Pull each line holding "name" out of the entries below.

== Dataset excerpts ==

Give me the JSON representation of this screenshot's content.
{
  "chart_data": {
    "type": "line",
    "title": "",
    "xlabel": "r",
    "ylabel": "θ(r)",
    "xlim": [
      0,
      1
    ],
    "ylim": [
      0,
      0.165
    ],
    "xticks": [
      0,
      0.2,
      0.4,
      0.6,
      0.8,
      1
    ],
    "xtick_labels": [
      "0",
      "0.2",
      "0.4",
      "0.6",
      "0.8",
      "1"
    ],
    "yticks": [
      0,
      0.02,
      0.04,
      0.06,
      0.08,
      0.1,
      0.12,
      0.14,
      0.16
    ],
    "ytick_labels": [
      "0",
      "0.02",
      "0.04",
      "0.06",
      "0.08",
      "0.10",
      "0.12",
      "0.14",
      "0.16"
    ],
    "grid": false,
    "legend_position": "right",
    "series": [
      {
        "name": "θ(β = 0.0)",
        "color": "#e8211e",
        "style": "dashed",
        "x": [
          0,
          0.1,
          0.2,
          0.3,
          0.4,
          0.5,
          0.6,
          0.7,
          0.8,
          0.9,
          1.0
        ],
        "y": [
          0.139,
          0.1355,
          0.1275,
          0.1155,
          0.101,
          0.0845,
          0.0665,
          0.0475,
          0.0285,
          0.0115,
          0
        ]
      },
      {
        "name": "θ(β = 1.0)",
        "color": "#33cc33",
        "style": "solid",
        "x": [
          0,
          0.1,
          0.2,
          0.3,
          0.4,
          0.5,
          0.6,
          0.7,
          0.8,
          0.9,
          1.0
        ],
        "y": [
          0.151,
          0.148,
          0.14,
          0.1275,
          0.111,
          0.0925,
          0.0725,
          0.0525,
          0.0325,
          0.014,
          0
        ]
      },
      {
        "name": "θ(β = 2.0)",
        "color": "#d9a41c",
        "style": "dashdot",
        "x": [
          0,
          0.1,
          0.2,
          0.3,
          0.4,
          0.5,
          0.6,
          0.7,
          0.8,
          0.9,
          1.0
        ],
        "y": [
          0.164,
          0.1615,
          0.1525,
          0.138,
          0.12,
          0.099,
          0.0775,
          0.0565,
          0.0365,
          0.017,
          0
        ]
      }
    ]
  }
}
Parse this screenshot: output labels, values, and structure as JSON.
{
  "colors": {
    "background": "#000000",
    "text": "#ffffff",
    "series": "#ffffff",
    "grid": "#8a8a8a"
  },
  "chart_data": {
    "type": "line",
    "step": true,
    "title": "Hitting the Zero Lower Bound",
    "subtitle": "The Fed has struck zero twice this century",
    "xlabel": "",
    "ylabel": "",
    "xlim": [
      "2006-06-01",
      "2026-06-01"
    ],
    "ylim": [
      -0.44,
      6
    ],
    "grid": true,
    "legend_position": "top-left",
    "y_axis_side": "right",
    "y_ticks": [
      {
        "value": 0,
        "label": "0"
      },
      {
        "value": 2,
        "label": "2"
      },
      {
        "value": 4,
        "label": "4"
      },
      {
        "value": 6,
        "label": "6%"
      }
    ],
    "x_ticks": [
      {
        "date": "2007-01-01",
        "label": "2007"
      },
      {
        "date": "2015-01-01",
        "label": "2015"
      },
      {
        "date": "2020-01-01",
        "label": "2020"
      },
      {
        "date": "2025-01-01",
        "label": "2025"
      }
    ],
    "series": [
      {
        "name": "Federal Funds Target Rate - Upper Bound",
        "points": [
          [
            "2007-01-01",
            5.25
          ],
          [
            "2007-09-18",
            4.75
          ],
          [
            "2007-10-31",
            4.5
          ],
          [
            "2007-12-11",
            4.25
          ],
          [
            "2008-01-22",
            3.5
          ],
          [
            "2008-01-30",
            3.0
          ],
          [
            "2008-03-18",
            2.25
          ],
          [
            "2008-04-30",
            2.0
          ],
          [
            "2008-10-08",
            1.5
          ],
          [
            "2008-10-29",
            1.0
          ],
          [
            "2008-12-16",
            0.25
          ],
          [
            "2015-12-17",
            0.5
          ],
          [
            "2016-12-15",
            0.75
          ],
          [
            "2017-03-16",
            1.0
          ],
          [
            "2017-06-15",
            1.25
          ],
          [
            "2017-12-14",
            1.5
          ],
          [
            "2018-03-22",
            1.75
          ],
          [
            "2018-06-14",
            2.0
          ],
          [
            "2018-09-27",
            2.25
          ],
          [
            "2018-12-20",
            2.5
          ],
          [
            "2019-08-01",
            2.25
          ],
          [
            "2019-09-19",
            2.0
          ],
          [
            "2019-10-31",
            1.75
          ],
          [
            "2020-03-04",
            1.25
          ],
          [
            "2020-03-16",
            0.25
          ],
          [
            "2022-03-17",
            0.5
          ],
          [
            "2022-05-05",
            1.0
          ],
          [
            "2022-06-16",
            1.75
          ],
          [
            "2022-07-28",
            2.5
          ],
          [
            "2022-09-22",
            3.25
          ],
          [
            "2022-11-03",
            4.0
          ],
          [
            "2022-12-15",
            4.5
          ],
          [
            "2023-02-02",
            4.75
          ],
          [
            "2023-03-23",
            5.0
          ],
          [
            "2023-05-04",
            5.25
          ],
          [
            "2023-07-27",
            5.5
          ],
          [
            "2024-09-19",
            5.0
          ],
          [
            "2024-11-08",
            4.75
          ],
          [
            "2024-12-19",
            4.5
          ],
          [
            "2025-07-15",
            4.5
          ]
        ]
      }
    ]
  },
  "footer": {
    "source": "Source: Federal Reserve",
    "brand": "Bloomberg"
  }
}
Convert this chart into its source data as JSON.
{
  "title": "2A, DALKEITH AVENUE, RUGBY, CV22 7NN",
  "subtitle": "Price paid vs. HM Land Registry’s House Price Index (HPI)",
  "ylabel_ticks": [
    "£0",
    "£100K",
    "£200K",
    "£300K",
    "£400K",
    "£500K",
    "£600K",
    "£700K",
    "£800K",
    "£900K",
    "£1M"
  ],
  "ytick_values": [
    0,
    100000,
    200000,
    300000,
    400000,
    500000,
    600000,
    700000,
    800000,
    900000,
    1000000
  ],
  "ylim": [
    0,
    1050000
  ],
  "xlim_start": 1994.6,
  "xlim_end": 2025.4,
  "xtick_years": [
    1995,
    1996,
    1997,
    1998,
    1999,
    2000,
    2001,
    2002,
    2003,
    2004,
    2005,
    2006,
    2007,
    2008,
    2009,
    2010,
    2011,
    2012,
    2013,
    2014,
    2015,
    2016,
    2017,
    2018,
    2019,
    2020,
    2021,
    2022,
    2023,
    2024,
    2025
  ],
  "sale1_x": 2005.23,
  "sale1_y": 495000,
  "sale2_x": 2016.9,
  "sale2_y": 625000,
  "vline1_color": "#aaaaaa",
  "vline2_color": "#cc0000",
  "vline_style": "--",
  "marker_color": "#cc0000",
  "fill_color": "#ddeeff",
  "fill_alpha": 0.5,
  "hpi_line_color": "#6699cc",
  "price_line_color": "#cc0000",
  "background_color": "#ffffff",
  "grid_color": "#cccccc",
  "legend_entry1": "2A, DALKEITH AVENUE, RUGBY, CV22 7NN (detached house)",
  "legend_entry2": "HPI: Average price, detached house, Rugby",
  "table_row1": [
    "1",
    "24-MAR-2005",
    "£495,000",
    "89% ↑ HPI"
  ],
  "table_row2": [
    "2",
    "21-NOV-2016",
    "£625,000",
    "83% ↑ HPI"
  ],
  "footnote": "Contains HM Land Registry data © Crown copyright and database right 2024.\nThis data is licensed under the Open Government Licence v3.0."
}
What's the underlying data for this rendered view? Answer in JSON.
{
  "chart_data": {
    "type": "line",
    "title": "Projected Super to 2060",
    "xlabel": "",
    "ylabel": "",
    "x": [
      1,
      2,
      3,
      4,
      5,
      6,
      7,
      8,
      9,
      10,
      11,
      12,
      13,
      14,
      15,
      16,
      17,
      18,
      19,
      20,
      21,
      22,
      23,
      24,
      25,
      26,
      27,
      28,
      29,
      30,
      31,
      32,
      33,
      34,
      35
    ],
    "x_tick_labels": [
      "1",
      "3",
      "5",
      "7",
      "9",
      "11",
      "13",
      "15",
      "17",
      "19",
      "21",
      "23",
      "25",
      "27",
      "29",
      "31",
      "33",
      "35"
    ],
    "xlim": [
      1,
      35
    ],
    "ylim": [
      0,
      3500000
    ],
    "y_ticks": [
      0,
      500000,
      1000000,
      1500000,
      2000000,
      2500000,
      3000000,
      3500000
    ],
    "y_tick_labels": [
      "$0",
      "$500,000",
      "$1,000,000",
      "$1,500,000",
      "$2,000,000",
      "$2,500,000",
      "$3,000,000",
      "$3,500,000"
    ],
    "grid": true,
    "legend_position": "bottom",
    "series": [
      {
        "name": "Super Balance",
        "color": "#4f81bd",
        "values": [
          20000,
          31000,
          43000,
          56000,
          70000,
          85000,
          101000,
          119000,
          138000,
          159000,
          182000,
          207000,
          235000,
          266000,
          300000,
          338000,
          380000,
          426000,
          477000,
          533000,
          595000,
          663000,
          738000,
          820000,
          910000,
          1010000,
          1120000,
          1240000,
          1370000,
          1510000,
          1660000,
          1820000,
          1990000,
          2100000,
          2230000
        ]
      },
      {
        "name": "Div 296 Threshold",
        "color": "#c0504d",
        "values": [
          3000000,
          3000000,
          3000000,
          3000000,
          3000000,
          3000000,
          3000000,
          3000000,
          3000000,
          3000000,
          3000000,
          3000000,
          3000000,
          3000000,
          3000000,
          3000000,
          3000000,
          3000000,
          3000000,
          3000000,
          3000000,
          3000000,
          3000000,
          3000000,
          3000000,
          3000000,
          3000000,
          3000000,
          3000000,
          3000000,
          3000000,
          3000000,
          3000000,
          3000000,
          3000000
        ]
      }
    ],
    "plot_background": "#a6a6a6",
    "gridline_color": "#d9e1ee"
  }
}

===

• _Result_
        "name": "θ(β = 0.0)",
        "name": "θ(β = 1.0)",
        "name": "θ(β = 2.0)",
        "name": "Federal Funds Target Rate - Upper Bound",
        "name": "Super Balance",
        "name": "Div 296 Threshold",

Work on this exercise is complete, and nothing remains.